• **Task description**: Copy every line of the items below with no changes at all.

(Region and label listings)
- - -
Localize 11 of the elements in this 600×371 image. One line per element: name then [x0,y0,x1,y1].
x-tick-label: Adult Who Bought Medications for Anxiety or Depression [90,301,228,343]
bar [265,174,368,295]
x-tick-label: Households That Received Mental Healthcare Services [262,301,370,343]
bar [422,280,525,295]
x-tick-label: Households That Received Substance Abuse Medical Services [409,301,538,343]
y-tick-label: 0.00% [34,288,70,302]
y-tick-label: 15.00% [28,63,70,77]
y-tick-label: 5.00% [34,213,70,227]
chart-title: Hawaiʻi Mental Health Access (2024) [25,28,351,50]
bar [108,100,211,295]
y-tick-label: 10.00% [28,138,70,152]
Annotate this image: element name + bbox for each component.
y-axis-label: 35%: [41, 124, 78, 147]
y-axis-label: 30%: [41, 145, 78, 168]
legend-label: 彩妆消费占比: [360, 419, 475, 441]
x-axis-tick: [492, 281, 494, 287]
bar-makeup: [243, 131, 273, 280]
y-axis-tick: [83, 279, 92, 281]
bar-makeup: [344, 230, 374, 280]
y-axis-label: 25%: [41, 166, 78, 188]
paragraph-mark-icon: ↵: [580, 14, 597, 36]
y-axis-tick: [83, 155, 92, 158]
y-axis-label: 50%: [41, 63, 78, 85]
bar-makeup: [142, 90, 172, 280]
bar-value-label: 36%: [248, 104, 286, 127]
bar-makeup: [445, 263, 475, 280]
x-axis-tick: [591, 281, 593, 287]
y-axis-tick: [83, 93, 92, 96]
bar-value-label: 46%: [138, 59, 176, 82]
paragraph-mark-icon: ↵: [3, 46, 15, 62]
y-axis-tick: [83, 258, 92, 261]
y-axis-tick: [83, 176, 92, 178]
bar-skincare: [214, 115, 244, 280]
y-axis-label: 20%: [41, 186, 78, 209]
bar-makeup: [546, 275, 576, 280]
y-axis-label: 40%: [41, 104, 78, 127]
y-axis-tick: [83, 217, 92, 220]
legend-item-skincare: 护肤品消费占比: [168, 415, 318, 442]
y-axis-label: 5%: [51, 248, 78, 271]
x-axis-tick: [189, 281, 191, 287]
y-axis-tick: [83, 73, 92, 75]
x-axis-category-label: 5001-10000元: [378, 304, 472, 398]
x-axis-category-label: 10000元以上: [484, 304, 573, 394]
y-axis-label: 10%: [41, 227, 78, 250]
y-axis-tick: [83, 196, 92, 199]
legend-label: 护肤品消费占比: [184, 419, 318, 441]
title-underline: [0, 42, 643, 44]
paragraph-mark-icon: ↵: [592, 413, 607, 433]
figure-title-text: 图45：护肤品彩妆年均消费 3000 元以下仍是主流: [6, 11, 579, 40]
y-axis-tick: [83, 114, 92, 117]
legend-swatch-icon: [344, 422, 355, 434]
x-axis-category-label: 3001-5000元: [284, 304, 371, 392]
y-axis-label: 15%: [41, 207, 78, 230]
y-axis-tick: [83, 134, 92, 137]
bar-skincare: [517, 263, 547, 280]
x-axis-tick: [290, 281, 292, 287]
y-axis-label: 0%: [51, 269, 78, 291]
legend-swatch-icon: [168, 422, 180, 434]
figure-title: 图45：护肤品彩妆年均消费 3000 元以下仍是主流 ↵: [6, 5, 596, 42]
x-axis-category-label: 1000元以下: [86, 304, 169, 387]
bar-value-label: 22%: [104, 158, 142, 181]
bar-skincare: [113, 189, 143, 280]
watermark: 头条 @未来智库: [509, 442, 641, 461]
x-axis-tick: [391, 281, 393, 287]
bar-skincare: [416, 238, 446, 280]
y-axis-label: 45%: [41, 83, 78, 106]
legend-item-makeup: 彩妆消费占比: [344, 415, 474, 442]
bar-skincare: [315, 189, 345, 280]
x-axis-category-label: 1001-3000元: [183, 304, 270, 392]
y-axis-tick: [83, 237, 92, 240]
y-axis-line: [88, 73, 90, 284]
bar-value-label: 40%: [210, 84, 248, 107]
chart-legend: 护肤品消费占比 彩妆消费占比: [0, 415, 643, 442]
- - -
• **Written reply**:
Localize 11 of the elements in this 600×371 image. One line per element: name then [x0,y0,x1,y1].
x-tick-label: Adult Who Bought Medications for Anxiety or Depression [90,301,228,343]
bar [265,174,368,295]
x-tick-label: Households That Received Mental Healthcare Services [262,301,370,343]
bar [422,280,525,295]
x-tick-label: Households That Received Substance Abuse Medical Services [409,301,538,343]
y-tick-label: 0.00% [34,288,70,302]
y-tick-label: 15.00% [28,63,70,77]
y-tick-label: 5.00% [34,213,70,227]
chart-title: Hawaiʻi Mental Health Access (2024) [25,28,351,50]
bar [108,100,211,295]
y-tick-label: 10.00% [28,138,70,152]
Annotate this image: element name + bbox for each component.
y-axis-label: 35%: [41, 124, 78, 147]
y-axis-label: 30%: [41, 145, 78, 168]
legend-label: 彩妆消费占比: [360, 419, 475, 441]
x-axis-tick: [492, 281, 494, 287]
bar-makeup: [243, 131, 273, 280]
y-axis-tick: [83, 279, 92, 281]
bar-makeup: [344, 230, 374, 280]
y-axis-label: 25%: [41, 166, 78, 188]
paragraph-mark-icon: ↵: [580, 14, 597, 36]
y-axis-tick: [83, 155, 92, 158]
y-axis-label: 50%: [41, 63, 78, 85]
bar-makeup: [142, 90, 172, 280]
bar-value-label: 36%: [248, 104, 286, 127]
bar-makeup: [445, 263, 475, 280]
x-axis-tick: [591, 281, 593, 287]
y-axis-tick: [83, 93, 92, 96]
bar-value-label: 46%: [138, 59, 176, 82]
paragraph-mark-icon: ↵: [3, 46, 15, 62]
y-axis-tick: [83, 258, 92, 261]
y-axis-tick: [83, 176, 92, 178]
bar-skincare: [214, 115, 244, 280]
y-axis-label: 20%: [41, 186, 78, 209]
bar-makeup: [546, 275, 576, 280]
y-axis-label: 40%: [41, 104, 78, 127]
y-axis-tick: [83, 217, 92, 220]
legend-item-skincare: 护肤品消费占比: [168, 415, 318, 442]
y-axis-label: 5%: [51, 248, 78, 271]
x-axis-tick: [189, 281, 191, 287]
y-axis-tick: [83, 73, 92, 75]
x-axis-category-label: 5001-10000元: [378, 304, 472, 398]
x-axis-category-label: 10000元以上: [484, 304, 573, 394]
y-axis-label: 10%: [41, 227, 78, 250]
y-axis-tick: [83, 196, 92, 199]
legend-label: 护肤品消费占比: [184, 419, 318, 441]
title-underline: [0, 42, 643, 44]
paragraph-mark-icon: ↵: [592, 413, 607, 433]
figure-title-text: 图45：护肤品彩妆年均消费 3000 元以下仍是主流: [6, 11, 579, 40]
y-axis-tick: [83, 114, 92, 117]
legend-swatch-icon: [344, 422, 355, 434]
x-axis-category-label: 3001-5000元: [284, 304, 371, 392]
y-axis-label: 15%: [41, 207, 78, 230]
y-axis-tick: [83, 134, 92, 137]
bar-skincare: [517, 263, 547, 280]
x-axis-tick: [290, 281, 292, 287]
y-axis-label: 0%: [51, 269, 78, 291]
legend-swatch-icon: [168, 422, 180, 434]
figure-title: 图45：护肤品彩妆年均消费 3000 元以下仍是主流 ↵: [6, 5, 596, 42]
x-axis-category-label: 1000元以下: [86, 304, 169, 387]
bar-value-label: 22%: [104, 158, 142, 181]
bar-skincare: [113, 189, 143, 280]
watermark: 头条 @未来智库: [509, 442, 641, 461]
x-axis-tick: [391, 281, 393, 287]
bar-skincare: [416, 238, 446, 280]
y-axis-label: 45%: [41, 83, 78, 106]
legend-item-makeup: 彩妆消费占比: [344, 415, 474, 442]
bar-skincare: [315, 189, 345, 280]
x-axis-category-label: 1001-3000元: [183, 304, 270, 392]
y-axis-tick: [83, 237, 92, 240]
y-axis-line: [88, 73, 90, 284]
bar-value-label: 40%: [210, 84, 248, 107]
chart-legend: 护肤品消费占比 彩妆消费占比: [0, 415, 643, 442]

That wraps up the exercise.